= Task directions =
From the data below, copy each line that includes the word "Endomucin".

= Entries provided =
-------
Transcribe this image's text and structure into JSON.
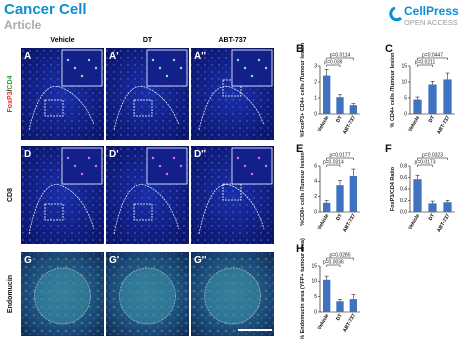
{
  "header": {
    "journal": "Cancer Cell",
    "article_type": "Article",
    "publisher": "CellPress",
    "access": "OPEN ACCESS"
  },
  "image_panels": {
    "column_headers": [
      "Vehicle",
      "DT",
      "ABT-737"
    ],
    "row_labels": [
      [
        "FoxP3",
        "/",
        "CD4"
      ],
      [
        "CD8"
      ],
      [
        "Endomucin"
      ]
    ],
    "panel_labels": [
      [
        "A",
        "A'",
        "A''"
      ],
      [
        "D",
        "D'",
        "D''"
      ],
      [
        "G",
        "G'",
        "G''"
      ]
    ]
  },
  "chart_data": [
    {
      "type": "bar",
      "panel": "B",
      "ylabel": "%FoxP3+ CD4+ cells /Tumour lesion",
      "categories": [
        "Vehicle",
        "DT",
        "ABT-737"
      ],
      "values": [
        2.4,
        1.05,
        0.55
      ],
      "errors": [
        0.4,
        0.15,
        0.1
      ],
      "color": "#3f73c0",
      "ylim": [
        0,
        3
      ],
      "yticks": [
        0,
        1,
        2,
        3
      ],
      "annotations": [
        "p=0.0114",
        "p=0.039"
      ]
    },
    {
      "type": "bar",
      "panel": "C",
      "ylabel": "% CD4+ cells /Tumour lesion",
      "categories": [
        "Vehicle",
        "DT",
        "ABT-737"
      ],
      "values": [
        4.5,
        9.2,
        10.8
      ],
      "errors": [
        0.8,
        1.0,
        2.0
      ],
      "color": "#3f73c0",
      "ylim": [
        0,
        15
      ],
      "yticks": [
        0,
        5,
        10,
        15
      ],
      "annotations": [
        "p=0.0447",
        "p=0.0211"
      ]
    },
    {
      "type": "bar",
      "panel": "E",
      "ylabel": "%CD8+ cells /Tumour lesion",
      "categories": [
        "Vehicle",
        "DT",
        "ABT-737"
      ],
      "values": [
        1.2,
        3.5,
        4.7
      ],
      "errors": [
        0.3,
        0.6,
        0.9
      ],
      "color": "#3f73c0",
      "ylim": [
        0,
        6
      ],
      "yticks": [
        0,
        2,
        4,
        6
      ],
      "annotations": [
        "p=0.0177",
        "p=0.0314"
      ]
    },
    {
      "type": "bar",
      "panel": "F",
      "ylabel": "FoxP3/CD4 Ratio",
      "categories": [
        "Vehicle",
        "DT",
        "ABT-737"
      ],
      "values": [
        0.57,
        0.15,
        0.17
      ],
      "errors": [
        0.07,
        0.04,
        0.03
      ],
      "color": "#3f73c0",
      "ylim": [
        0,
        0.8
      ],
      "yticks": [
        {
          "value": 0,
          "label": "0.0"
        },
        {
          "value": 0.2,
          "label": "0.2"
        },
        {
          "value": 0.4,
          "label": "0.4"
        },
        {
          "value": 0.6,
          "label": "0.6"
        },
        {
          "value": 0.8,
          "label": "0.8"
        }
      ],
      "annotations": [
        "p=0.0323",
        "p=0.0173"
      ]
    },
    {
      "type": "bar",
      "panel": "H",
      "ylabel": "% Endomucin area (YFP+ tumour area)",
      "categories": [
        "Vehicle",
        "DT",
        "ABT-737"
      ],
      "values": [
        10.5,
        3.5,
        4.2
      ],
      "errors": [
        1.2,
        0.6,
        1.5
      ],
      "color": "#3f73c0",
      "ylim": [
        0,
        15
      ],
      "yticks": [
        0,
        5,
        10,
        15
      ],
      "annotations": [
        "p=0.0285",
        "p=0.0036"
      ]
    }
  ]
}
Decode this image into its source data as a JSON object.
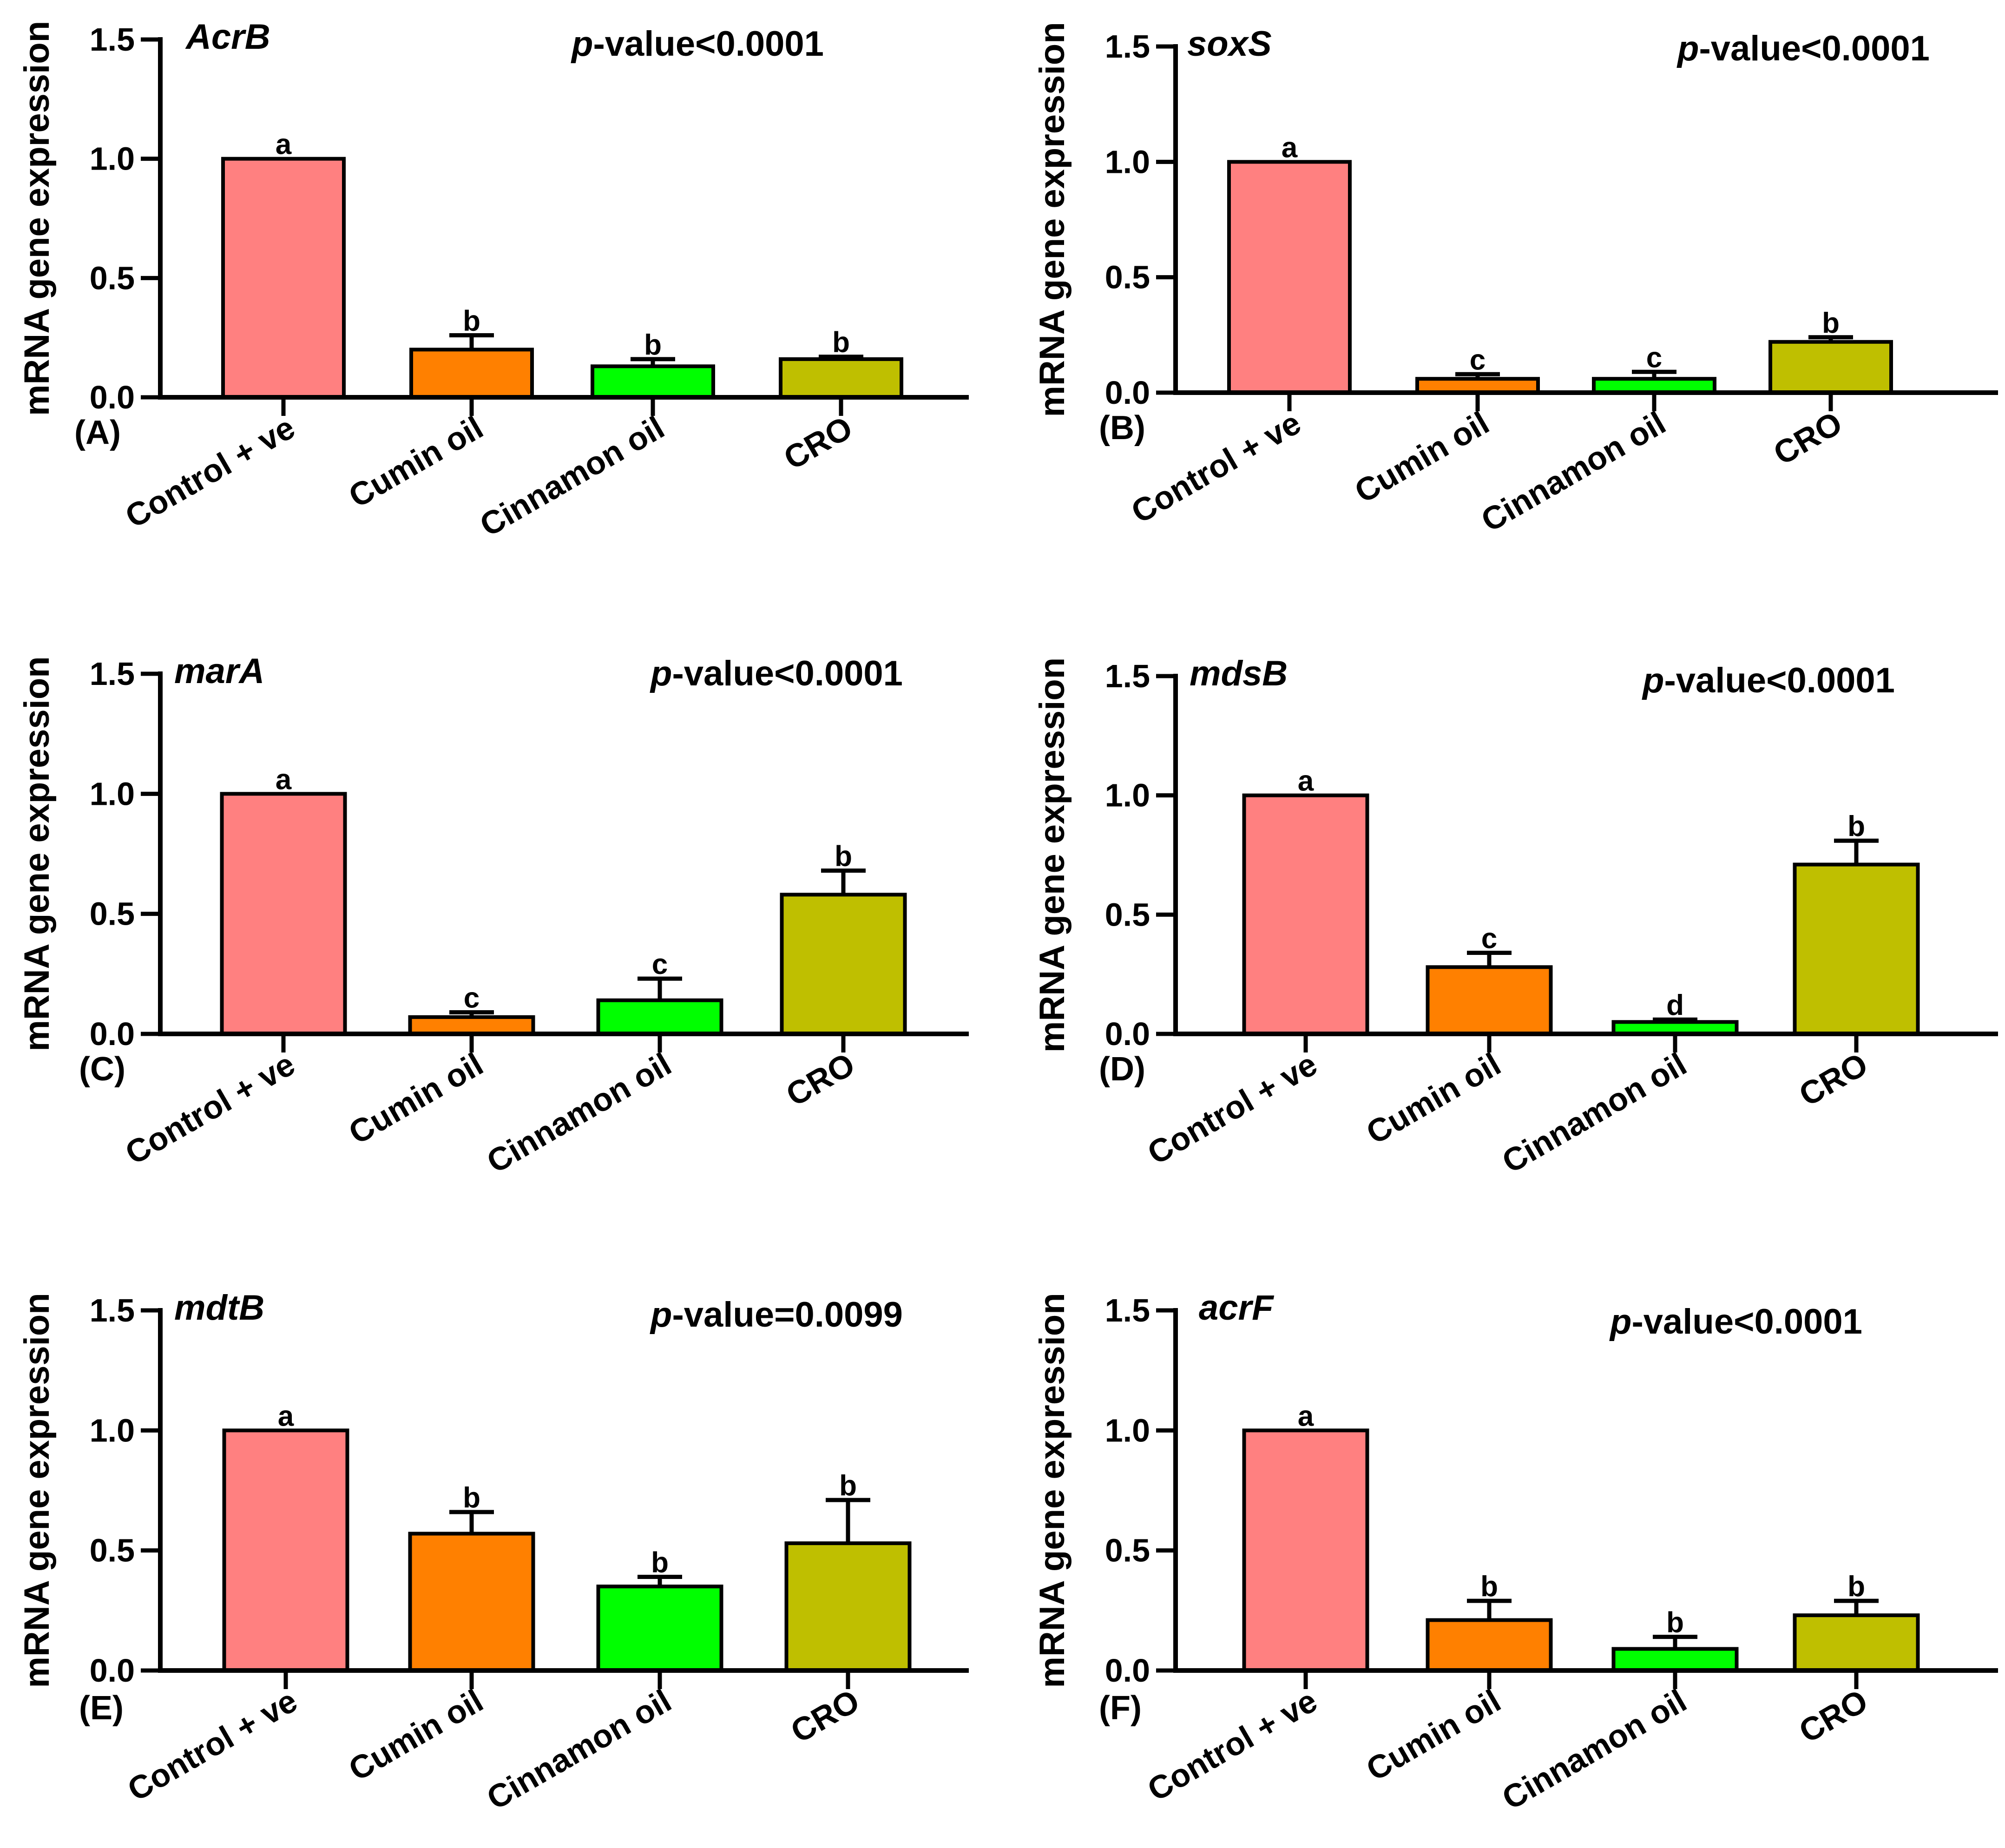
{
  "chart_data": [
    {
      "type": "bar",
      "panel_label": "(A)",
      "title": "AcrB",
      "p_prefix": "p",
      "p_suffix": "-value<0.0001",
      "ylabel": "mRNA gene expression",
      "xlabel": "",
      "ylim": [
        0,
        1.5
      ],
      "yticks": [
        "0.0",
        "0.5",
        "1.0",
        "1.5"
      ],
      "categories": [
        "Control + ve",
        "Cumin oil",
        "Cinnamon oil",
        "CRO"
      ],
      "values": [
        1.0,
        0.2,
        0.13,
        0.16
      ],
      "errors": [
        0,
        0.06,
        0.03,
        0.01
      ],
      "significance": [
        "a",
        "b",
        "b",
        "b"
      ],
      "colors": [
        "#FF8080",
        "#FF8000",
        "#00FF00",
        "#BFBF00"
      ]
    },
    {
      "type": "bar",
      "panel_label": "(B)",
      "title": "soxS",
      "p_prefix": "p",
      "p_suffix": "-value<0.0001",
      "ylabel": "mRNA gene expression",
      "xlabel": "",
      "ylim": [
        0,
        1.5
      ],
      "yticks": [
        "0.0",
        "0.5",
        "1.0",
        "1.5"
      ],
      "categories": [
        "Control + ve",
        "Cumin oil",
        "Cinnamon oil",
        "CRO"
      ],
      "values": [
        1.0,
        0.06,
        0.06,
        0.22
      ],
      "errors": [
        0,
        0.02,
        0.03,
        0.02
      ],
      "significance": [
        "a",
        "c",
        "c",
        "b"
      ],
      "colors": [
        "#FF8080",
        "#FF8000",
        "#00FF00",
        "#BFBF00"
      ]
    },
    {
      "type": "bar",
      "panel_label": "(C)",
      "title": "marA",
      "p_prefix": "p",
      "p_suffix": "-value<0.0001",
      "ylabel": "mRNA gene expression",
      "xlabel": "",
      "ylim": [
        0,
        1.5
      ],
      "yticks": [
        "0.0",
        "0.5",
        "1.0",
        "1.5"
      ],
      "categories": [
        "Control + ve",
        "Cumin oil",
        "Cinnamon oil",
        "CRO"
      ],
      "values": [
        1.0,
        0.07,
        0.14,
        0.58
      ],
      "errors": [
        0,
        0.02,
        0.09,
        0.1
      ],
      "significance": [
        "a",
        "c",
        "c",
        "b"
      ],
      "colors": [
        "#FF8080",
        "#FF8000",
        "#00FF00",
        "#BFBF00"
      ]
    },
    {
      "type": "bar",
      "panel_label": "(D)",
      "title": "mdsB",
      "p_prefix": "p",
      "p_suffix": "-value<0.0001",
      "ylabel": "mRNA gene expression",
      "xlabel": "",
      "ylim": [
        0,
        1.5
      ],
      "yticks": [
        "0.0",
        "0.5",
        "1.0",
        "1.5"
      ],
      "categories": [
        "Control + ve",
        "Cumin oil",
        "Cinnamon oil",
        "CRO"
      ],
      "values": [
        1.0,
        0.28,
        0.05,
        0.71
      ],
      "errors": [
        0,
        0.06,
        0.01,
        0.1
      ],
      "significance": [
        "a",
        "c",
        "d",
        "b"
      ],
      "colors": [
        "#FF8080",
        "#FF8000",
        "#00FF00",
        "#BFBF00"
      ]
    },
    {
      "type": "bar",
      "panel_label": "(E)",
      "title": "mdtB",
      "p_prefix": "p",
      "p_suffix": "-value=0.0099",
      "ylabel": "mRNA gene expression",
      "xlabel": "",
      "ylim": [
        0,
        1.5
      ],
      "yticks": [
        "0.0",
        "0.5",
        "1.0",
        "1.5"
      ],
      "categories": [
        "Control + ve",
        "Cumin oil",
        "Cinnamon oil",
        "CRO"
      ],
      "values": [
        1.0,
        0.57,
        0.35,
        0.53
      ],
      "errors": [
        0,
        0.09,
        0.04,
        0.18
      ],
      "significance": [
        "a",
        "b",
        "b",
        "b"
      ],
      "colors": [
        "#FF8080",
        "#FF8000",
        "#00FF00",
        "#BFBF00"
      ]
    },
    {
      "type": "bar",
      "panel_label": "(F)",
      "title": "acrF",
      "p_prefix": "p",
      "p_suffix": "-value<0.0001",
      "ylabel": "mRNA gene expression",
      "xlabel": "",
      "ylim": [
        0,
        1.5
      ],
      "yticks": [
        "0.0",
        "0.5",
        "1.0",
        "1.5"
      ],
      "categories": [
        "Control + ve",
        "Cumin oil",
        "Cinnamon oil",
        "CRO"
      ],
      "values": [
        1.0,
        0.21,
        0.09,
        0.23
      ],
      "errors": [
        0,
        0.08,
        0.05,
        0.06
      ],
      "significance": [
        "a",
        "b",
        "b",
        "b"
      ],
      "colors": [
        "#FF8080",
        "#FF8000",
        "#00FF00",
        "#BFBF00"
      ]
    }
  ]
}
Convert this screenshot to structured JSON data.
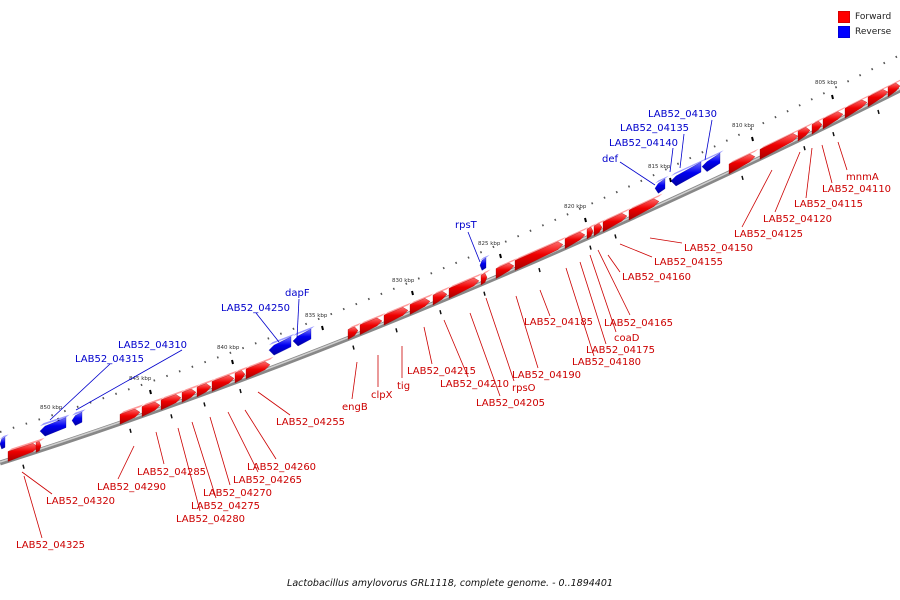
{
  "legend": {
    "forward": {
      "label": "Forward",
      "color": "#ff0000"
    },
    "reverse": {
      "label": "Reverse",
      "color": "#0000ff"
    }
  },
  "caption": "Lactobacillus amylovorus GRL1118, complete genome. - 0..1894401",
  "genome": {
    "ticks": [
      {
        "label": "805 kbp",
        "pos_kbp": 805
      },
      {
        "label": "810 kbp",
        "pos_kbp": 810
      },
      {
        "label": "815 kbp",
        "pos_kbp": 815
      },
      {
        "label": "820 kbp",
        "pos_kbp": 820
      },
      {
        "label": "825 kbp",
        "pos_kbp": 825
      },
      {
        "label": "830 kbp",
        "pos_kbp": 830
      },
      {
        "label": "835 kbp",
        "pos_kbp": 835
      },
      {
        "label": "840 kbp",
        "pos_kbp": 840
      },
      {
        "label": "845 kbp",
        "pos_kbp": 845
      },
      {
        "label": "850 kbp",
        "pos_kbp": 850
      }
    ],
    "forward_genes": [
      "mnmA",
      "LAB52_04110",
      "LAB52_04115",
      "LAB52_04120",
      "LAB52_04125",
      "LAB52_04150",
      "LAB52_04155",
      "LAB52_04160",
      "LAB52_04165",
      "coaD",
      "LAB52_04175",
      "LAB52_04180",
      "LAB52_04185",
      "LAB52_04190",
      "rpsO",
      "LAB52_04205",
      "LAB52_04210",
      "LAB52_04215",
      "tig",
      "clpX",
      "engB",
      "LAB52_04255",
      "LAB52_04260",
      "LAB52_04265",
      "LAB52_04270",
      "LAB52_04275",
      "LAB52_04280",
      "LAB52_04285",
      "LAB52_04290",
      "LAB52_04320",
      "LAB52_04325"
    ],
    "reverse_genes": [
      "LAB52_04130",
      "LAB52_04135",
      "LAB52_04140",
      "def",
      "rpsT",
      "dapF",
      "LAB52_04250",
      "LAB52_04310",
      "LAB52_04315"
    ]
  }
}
-------
= Exercise response =
        "Endomucin"
      "ylabel": "% Endomucin area (YFP+ tumour area)",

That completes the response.